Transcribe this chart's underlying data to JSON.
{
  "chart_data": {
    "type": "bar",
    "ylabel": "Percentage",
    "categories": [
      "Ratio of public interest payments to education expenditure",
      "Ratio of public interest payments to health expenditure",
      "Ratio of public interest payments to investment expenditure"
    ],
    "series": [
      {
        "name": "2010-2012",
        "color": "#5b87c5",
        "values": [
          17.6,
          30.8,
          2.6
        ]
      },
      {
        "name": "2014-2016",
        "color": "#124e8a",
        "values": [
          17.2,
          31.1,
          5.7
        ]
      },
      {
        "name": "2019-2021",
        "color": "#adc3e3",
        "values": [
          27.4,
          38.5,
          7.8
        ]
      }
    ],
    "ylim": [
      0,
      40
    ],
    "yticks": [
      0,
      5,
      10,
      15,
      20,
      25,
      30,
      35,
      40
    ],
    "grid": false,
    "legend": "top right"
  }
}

○ ○ ○ ○ ○

Give the entries once more, exactly as they appear.

**Complete output**
Transcribe this chart's underlying data to JSON.
{
  "chart_data": {
    "type": "bar",
    "ylabel": "Percentage",
    "categories": [
      "Ratio of public interest payments to education expenditure",
      "Ratio of public interest payments to health expenditure",
      "Ratio of public interest payments to investment expenditure"
    ],
    "series": [
      {
        "name": "2010-2012",
        "color": "#5b87c5",
        "values": [
          17.6,
          30.8,
          2.6
        ]
      },
      {
        "name": "2014-2016",
        "color": "#124e8a",
        "values": [
          17.2,
          31.1,
          5.7
        ]
      },
      {
        "name": "2019-2021",
        "color": "#adc3e3",
        "values": [
          27.4,
          38.5,
          7.8
        ]
      }
    ],
    "ylim": [
      0,
      40
    ],
    "yticks": [
      0,
      5,
      10,
      15,
      20,
      25,
      30,
      35,
      40
    ],
    "grid": false,
    "legend": "top right"
  }
}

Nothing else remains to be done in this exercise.